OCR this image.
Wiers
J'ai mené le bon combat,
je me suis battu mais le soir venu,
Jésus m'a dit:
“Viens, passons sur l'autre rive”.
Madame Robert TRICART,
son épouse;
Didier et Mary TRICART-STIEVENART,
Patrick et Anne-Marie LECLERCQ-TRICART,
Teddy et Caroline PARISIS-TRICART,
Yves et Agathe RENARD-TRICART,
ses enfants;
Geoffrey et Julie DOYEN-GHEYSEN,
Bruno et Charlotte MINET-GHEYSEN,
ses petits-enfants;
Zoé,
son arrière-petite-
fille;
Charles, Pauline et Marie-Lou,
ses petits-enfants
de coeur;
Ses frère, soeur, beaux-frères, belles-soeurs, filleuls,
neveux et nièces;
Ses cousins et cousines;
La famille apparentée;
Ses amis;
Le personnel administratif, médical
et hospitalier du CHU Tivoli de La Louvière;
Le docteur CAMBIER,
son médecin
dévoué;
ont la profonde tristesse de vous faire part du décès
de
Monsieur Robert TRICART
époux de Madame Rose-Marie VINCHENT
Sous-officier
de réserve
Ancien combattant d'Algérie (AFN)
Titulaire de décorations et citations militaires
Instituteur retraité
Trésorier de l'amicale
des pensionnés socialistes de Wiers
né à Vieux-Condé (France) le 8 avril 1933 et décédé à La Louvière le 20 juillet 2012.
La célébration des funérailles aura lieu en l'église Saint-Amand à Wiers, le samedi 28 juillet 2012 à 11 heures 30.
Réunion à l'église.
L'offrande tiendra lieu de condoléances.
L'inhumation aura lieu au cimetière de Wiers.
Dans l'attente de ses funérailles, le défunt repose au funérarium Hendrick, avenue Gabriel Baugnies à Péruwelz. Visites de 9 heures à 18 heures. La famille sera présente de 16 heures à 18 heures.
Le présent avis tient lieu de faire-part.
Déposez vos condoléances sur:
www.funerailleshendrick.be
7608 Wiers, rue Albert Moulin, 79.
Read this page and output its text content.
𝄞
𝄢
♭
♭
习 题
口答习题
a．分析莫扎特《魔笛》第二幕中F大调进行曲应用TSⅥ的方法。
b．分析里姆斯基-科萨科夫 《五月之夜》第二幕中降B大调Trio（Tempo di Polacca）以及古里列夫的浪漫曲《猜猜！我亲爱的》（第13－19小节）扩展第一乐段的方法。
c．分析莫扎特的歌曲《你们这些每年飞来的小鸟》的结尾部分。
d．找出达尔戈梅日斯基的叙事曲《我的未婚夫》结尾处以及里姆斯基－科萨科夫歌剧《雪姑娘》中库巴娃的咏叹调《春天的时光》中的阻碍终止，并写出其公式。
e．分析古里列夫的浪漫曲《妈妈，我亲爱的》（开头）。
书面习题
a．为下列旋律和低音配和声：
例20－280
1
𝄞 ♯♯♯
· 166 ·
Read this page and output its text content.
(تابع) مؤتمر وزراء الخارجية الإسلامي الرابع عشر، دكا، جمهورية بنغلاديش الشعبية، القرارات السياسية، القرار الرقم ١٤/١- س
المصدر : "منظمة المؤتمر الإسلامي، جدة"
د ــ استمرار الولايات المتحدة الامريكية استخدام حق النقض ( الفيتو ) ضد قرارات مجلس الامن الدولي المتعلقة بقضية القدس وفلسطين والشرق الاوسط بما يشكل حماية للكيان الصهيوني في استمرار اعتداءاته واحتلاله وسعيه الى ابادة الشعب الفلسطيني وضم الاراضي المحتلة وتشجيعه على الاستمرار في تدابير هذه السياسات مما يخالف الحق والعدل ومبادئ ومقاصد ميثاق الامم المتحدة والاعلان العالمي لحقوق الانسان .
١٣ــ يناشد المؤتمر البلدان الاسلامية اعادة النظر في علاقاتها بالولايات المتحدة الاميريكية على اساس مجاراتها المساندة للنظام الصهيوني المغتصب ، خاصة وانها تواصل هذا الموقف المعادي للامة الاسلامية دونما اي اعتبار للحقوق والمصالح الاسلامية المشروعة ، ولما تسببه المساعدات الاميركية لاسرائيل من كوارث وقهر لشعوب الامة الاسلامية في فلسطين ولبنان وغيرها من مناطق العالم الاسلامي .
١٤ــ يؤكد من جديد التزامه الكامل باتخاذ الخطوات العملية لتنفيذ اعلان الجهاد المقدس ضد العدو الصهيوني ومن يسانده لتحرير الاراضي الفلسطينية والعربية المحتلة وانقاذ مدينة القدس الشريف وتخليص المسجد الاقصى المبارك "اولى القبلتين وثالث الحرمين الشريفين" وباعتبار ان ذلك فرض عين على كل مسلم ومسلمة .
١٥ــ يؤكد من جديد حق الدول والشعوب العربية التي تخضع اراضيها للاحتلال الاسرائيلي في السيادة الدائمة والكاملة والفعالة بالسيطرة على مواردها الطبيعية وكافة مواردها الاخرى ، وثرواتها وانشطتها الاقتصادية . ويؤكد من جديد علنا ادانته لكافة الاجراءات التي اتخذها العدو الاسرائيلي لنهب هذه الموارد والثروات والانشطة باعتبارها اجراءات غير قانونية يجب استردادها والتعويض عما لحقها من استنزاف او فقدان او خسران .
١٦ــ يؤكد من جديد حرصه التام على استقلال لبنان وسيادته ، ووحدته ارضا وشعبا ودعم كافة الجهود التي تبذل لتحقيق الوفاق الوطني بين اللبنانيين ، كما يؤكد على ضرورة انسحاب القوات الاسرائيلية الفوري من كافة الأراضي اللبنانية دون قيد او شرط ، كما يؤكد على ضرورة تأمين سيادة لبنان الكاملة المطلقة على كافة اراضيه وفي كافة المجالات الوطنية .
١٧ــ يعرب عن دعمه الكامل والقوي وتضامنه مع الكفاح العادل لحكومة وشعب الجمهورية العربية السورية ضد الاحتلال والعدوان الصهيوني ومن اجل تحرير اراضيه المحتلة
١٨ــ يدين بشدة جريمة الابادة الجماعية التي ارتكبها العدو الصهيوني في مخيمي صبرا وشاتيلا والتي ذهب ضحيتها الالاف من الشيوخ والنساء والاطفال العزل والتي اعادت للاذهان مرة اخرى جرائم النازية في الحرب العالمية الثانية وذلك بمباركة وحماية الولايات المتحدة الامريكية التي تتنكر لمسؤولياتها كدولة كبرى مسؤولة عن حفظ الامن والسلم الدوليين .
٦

—————

* [What is needed]: Transcribe every record above exactly as it appears.

* [Complete response]:
OCR this image.
Wiers
J'ai mené le bon combat,
je me suis battu mais le soir venu,
Jésus m'a dit:
“Viens, passons sur l'autre rive”.
Madame Robert TRICART,
son épouse;
Didier et Mary TRICART-STIEVENART,
Patrick et Anne-Marie LECLERCQ-TRICART,
Teddy et Caroline PARISIS-TRICART,
Yves et Agathe RENARD-TRICART,
ses enfants;
Geoffrey et Julie DOYEN-GHEYSEN,
Bruno et Charlotte MINET-GHEYSEN,
ses petits-enfants;
Zoé,
son arrière-petite-
fille;
Charles, Pauline et Marie-Lou,
ses petits-enfants
de coeur;
Ses frère, soeur, beaux-frères, belles-soeurs, filleuls,
neveux et nièces;
Ses cousins et cousines;
La famille apparentée;
Ses amis;
Le personnel administratif, médical
et hospitalier du CHU Tivoli de La Louvière;
Le docteur CAMBIER,
son médecin
dévoué;
ont la profonde tristesse de vous faire part du décès
de
Monsieur Robert TRICART
époux de Madame Rose-Marie VINCHENT
Sous-officier
de réserve
Ancien combattant d'Algérie (AFN)
Titulaire de décorations et citations militaires
Instituteur retraité
Trésorier de l'amicale
des pensionnés socialistes de Wiers
né à Vieux-Condé (France) le 8 avril 1933 et décédé à La Louvière le 20 juillet 2012.
La célébration des funérailles aura lieu en l'église Saint-Amand à Wiers, le samedi 28 juillet 2012 à 11 heures 30.
Réunion à l'église.
L'offrande tiendra lieu de condoléances.
L'inhumation aura lieu au cimetière de Wiers.
Dans l'attente de ses funérailles, le défunt repose au funérarium Hendrick, avenue Gabriel Baugnies à Péruwelz. Visites de 9 heures à 18 heures. La famille sera présente de 16 heures à 18 heures.
Le présent avis tient lieu de faire-part.
Déposez vos condoléances sur:
www.funerailleshendrick.be
7608 Wiers, rue Albert Moulin, 79.
Read this page and output its text content.
𝄞
𝄢
♭
♭
习 题
口答习题
a．分析莫扎特《魔笛》第二幕中F大调进行曲应用TSⅥ的方法。
b．分析里姆斯基-科萨科夫 《五月之夜》第二幕中降B大调Trio（Tempo di Polacca）以及古里列夫的浪漫曲《猜猜！我亲爱的》（第13－19小节）扩展第一乐段的方法。
c．分析莫扎特的歌曲《你们这些每年飞来的小鸟》的结尾部分。
d．找出达尔戈梅日斯基的叙事曲《我的未婚夫》结尾处以及里姆斯基－科萨科夫歌剧《雪姑娘》中库巴娃的咏叹调《春天的时光》中的阻碍终止，并写出其公式。
e．分析古里列夫的浪漫曲《妈妈，我亲爱的》（开头）。
书面习题
a．为下列旋律和低音配和声：
例20－280
1
𝄞 ♯♯♯
· 166 ·
Read this page and output its text content.
(تابع) مؤتمر وزراء الخارجية الإسلامي الرابع عشر، دكا، جمهورية بنغلاديش الشعبية، القرارات السياسية، القرار الرقم ١٤/١- س
المصدر : "منظمة المؤتمر الإسلامي، جدة"
د ــ استمرار الولايات المتحدة الامريكية استخدام حق النقض ( الفيتو ) ضد قرارات مجلس الامن الدولي المتعلقة بقضية القدس وفلسطين والشرق الاوسط بما يشكل حماية للكيان الصهيوني في استمرار اعتداءاته واحتلاله وسعيه الى ابادة الشعب الفلسطيني وضم الاراضي المحتلة وتشجيعه على الاستمرار في تدابير هذه السياسات مما يخالف الحق والعدل ومبادئ ومقاصد ميثاق الامم المتحدة والاعلان العالمي لحقوق الانسان .
١٣ــ يناشد المؤتمر البلدان الاسلامية اعادة النظر في علاقاتها بالولايات المتحدة الاميريكية على اساس مجاراتها المساندة للنظام الصهيوني المغتصب ، خاصة وانها تواصل هذا الموقف المعادي للامة الاسلامية دونما اي اعتبار للحقوق والمصالح الاسلامية المشروعة ، ولما تسببه المساعدات الاميركية لاسرائيل من كوارث وقهر لشعوب الامة الاسلامية في فلسطين ولبنان وغيرها من مناطق العالم الاسلامي .
١٤ــ يؤكد من جديد التزامه الكامل باتخاذ الخطوات العملية لتنفيذ اعلان الجهاد المقدس ضد العدو الصهيوني ومن يسانده لتحرير الاراضي الفلسطينية والعربية المحتلة وانقاذ مدينة القدس الشريف وتخليص المسجد الاقصى المبارك "اولى القبلتين وثالث الحرمين الشريفين" وباعتبار ان ذلك فرض عين على كل مسلم ومسلمة .
١٥ــ يؤكد من جديد حق الدول والشعوب العربية التي تخضع اراضيها للاحتلال الاسرائيلي في السيادة الدائمة والكاملة والفعالة بالسيطرة على مواردها الطبيعية وكافة مواردها الاخرى ، وثرواتها وانشطتها الاقتصادية . ويؤكد من جديد علنا ادانته لكافة الاجراءات التي اتخذها العدو الاسرائيلي لنهب هذه الموارد والثروات والانشطة باعتبارها اجراءات غير قانونية يجب استردادها والتعويض عما لحقها من استنزاف او فقدان او خسران .
١٦ــ يؤكد من جديد حرصه التام على استقلال لبنان وسيادته ، ووحدته ارضا وشعبا ودعم كافة الجهود التي تبذل لتحقيق الوفاق الوطني بين اللبنانيين ، كما يؤكد على ضرورة انسحاب القوات الاسرائيلية الفوري من كافة الأراضي اللبنانية دون قيد او شرط ، كما يؤكد على ضرورة تأمين سيادة لبنان الكاملة المطلقة على كافة اراضيه وفي كافة المجالات الوطنية .
١٧ــ يعرب عن دعمه الكامل والقوي وتضامنه مع الكفاح العادل لحكومة وشعب الجمهورية العربية السورية ضد الاحتلال والعدوان الصهيوني ومن اجل تحرير اراضيه المحتلة
١٨ــ يدين بشدة جريمة الابادة الجماعية التي ارتكبها العدو الصهيوني في مخيمي صبرا وشاتيلا والتي ذهب ضحيتها الالاف من الشيوخ والنساء والاطفال العزل والتي اعادت للاذهان مرة اخرى جرائم النازية في الحرب العالمية الثانية وذلك بمباركة وحماية الولايات المتحدة الامريكية التي تتنكر لمسؤولياتها كدولة كبرى مسؤولة عن حفظ الامن والسلم الدوليين .
٦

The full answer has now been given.